# TO DO
Look through the material below. Copy each line that contains the string "Diabetes".

----

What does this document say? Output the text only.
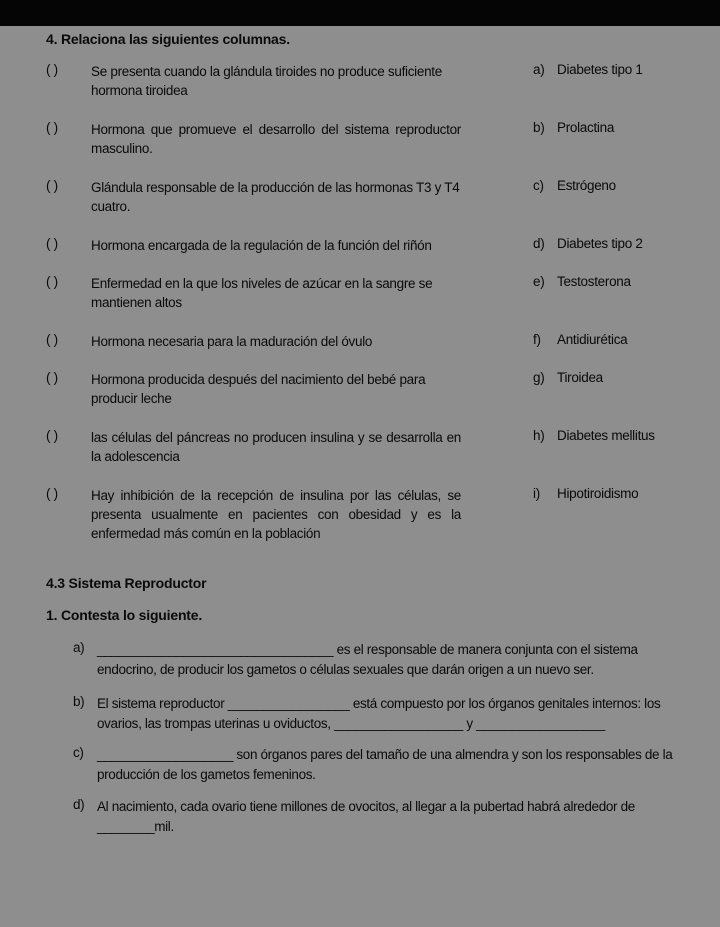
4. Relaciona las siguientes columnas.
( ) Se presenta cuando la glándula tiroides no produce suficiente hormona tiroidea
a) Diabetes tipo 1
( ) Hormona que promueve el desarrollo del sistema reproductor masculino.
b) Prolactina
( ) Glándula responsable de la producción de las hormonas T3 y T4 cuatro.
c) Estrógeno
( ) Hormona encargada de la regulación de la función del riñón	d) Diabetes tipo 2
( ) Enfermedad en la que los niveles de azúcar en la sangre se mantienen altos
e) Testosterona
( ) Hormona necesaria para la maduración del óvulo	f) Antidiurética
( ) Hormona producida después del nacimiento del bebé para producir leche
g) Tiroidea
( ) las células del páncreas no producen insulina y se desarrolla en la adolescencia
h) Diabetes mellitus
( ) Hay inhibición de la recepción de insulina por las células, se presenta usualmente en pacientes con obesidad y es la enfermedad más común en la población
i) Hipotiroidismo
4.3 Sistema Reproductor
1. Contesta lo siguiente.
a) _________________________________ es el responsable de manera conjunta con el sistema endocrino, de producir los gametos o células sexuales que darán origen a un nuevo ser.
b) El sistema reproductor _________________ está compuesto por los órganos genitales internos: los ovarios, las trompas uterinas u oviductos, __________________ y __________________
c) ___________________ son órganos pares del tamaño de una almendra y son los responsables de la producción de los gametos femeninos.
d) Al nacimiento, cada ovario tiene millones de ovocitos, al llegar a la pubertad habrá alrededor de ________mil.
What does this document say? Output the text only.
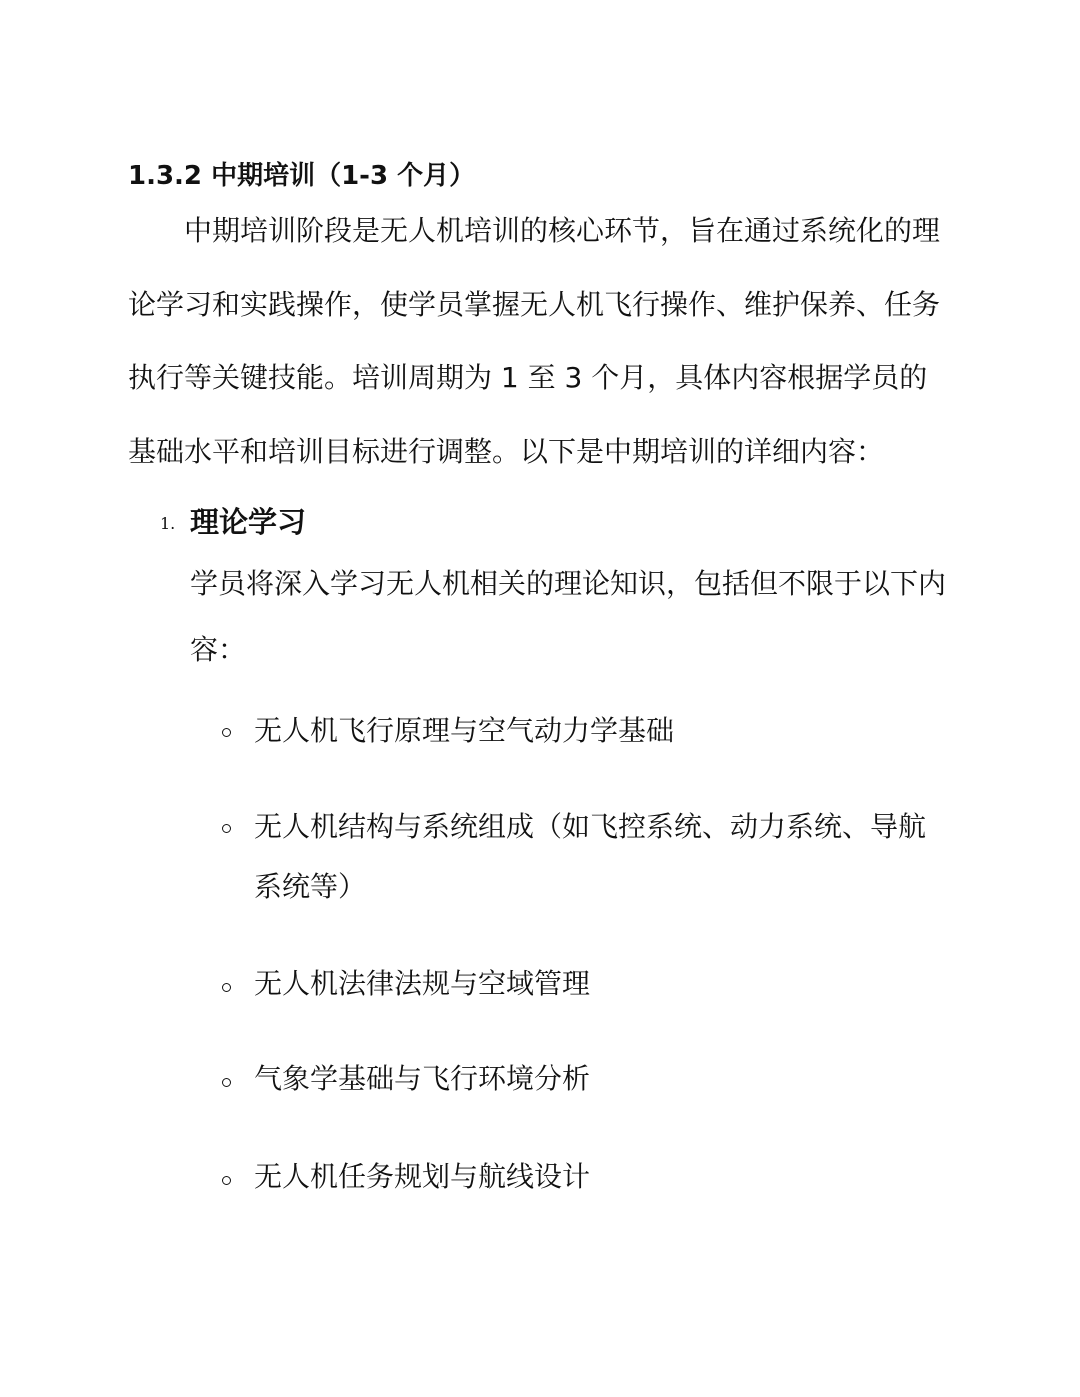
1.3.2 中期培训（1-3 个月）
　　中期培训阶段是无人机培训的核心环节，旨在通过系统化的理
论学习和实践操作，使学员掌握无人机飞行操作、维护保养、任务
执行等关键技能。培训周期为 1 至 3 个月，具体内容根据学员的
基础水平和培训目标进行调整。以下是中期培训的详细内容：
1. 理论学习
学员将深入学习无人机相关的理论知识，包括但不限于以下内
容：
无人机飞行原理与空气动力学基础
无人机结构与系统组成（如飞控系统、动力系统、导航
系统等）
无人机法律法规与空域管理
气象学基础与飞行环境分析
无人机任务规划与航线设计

----

# THE OUTPUT
a) Diabetes tipo 1
( ) Hormona encargada de la regulación de la función del riñón	d) Diabetes tipo 2
h) Diabetes mellitus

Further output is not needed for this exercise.